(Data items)
+ + + + +

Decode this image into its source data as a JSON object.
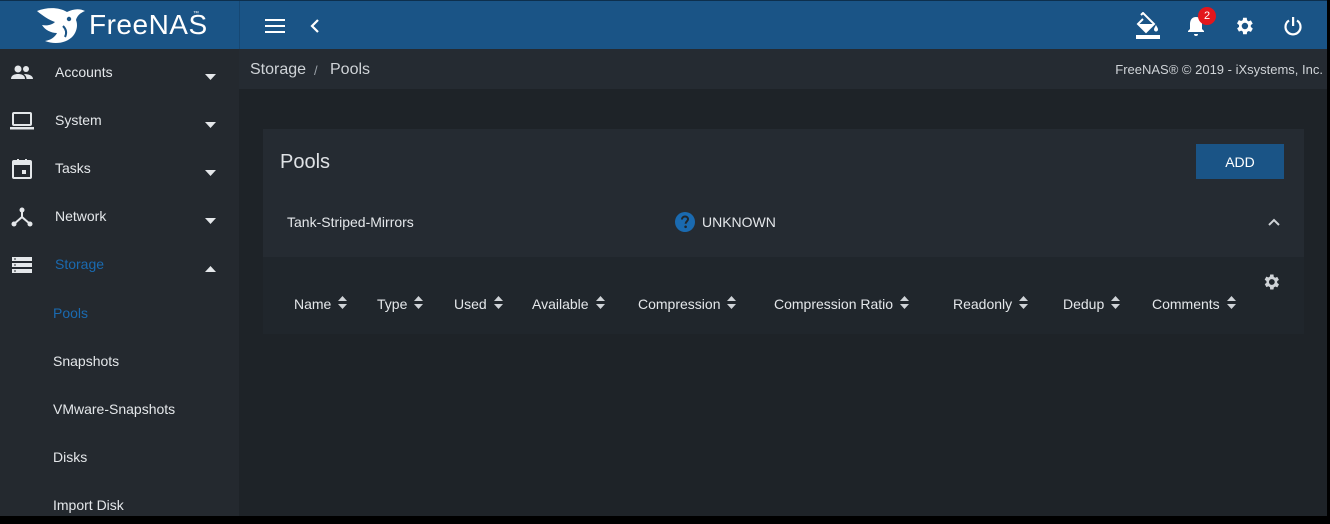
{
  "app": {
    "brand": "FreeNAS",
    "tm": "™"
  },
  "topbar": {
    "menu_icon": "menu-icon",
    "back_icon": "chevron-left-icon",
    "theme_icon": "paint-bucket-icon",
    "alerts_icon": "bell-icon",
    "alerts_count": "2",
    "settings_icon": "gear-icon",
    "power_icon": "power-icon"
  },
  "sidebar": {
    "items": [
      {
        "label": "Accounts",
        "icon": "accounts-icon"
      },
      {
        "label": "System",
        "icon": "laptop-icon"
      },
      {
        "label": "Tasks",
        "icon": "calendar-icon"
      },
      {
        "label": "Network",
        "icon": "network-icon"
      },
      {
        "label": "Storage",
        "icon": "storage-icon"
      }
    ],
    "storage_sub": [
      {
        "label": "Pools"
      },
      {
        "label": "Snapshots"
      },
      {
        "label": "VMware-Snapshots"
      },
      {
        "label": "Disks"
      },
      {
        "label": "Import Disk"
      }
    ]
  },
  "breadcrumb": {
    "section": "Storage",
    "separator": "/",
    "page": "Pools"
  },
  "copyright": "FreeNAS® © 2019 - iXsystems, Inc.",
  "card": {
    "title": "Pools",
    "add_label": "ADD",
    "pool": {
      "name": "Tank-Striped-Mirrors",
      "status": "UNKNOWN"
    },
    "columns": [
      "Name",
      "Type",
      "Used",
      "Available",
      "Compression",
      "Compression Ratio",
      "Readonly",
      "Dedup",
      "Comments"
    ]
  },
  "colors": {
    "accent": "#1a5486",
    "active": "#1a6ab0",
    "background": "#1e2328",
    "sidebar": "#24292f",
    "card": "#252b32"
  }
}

+ + + + +

WHAT IS EXPECTED –
Write the listing above out again exactly, dropping each image.

CORRECT ANSWER –
Decode this image into its source data as a JSON object.
{
  "app": {
    "brand": "FreeNAS",
    "tm": "™"
  },
  "topbar": {
    "menu_icon": "menu-icon",
    "back_icon": "chevron-left-icon",
    "theme_icon": "paint-bucket-icon",
    "alerts_icon": "bell-icon",
    "alerts_count": "2",
    "settings_icon": "gear-icon",
    "power_icon": "power-icon"
  },
  "sidebar": {
    "items": [
      {
        "label": "Accounts",
        "icon": "accounts-icon"
      },
      {
        "label": "System",
        "icon": "laptop-icon"
      },
      {
        "label": "Tasks",
        "icon": "calendar-icon"
      },
      {
        "label": "Network",
        "icon": "network-icon"
      },
      {
        "label": "Storage",
        "icon": "storage-icon"
      }
    ],
    "storage_sub": [
      {
        "label": "Pools"
      },
      {
        "label": "Snapshots"
      },
      {
        "label": "VMware-Snapshots"
      },
      {
        "label": "Disks"
      },
      {
        "label": "Import Disk"
      }
    ]
  },
  "breadcrumb": {
    "section": "Storage",
    "separator": "/",
    "page": "Pools"
  },
  "copyright": "FreeNAS® © 2019 - iXsystems, Inc.",
  "card": {
    "title": "Pools",
    "add_label": "ADD",
    "pool": {
      "name": "Tank-Striped-Mirrors",
      "status": "UNKNOWN"
    },
    "columns": [
      "Name",
      "Type",
      "Used",
      "Available",
      "Compression",
      "Compression Ratio",
      "Readonly",
      "Dedup",
      "Comments"
    ]
  },
  "colors": {
    "accent": "#1a5486",
    "active": "#1a6ab0",
    "background": "#1e2328",
    "sidebar": "#24292f",
    "card": "#252b32"
  }
}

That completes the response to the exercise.